[Start of section]

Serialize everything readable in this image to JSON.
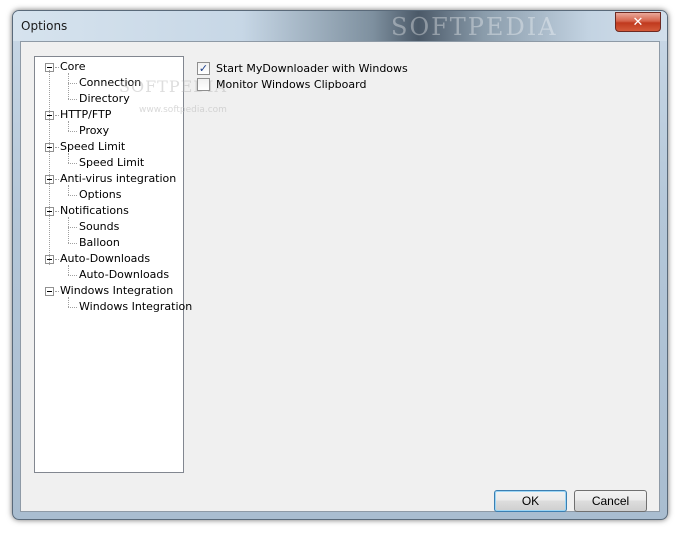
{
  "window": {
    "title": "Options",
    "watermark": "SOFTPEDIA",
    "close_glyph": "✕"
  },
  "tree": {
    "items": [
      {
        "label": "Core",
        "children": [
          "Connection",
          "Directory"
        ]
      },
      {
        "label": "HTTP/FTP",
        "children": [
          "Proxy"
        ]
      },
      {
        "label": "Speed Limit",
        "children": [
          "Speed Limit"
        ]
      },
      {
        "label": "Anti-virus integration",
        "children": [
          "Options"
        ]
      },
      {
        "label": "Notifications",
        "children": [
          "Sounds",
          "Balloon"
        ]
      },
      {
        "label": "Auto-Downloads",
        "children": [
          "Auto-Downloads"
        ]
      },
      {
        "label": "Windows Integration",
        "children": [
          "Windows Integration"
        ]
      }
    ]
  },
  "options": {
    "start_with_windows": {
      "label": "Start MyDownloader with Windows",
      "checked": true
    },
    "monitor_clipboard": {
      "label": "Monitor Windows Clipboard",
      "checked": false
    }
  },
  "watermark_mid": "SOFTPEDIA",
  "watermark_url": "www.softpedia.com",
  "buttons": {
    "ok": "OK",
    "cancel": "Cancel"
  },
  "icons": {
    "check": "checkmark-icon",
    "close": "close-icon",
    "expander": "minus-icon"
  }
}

[End of section]
[Start of section]

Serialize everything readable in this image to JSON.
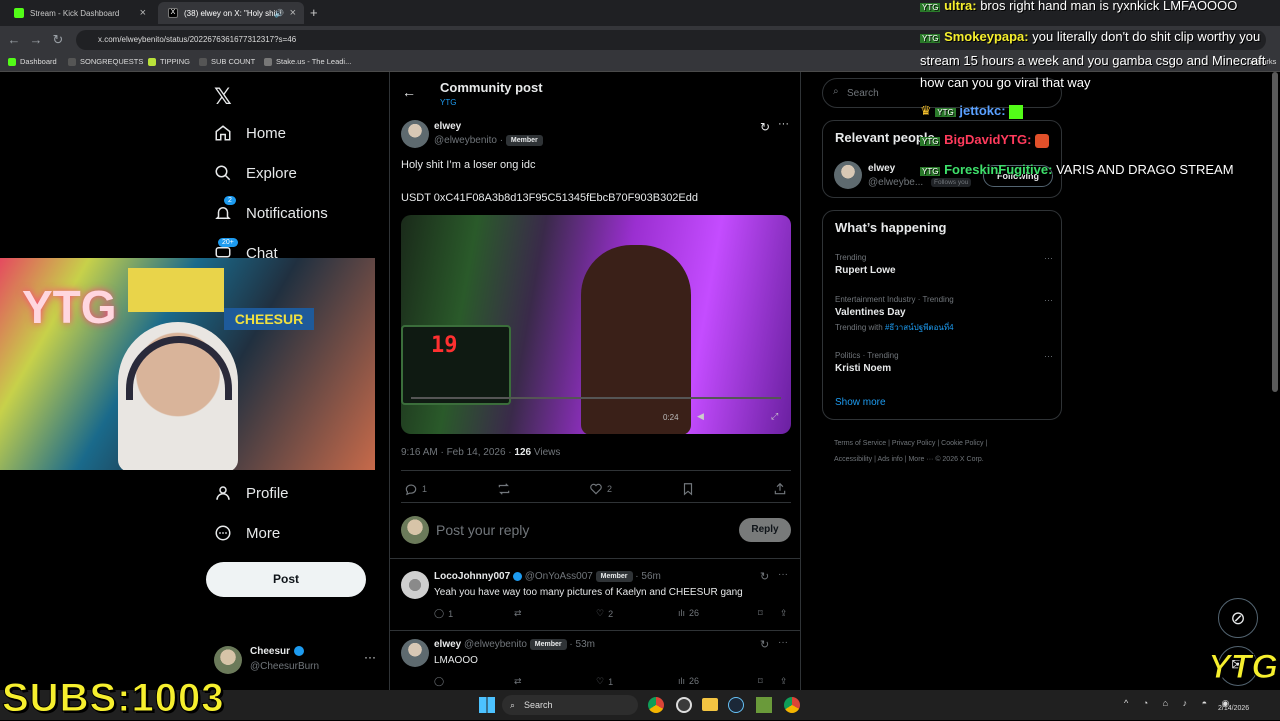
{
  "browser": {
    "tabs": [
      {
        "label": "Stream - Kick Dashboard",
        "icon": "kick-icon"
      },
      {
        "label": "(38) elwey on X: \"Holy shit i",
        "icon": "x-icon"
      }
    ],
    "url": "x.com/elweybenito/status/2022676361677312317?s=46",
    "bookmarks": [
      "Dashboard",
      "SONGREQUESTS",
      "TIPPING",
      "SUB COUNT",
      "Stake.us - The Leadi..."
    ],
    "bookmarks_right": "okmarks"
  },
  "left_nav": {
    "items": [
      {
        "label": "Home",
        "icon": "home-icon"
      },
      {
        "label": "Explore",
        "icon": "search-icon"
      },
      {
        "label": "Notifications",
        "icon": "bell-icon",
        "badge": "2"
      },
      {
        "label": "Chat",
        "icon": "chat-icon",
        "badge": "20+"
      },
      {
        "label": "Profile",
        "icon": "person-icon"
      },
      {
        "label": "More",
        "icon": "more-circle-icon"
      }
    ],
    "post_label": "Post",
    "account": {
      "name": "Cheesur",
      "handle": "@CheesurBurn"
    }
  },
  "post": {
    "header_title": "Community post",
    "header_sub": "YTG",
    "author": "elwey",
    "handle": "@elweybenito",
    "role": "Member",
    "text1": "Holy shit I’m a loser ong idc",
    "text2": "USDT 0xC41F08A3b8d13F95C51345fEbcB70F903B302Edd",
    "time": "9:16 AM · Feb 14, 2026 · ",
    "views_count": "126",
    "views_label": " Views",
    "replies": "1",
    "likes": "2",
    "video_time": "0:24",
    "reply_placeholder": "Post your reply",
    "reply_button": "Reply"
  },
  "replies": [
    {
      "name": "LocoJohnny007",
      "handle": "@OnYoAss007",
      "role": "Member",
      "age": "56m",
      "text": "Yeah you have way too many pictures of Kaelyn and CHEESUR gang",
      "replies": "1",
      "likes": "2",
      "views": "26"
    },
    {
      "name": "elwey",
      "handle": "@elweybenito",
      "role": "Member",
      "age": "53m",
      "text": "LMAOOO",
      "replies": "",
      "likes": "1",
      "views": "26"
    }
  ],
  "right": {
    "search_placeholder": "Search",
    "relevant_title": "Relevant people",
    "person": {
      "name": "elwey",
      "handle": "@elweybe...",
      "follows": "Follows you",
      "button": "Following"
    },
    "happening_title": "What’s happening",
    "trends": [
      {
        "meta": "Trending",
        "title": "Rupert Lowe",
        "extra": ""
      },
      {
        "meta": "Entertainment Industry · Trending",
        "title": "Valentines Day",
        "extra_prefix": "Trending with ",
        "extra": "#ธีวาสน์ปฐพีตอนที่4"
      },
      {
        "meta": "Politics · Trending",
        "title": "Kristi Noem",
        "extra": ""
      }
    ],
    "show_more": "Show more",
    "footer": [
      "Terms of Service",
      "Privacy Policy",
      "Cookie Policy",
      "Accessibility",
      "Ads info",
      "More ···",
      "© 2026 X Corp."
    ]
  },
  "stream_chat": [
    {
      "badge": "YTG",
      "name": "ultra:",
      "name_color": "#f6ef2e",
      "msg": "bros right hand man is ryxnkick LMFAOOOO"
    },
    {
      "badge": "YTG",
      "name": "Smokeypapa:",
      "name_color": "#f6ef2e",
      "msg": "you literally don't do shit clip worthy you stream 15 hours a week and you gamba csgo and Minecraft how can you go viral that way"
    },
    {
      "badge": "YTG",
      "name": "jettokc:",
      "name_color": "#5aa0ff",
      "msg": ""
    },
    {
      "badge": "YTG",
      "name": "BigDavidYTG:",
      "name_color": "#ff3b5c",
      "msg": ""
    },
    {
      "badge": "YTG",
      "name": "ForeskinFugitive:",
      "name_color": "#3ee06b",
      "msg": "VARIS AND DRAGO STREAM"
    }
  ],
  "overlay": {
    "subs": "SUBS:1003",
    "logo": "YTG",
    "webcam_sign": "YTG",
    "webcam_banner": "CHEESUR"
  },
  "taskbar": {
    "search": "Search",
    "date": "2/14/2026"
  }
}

[End of section]

### YOUR INSTRUCTIONS
Lines of the material that contain the word "Downloads" are to be gathered.

### SOLUTION
        "label": "Auto-Downloads",
          "Auto-Downloads"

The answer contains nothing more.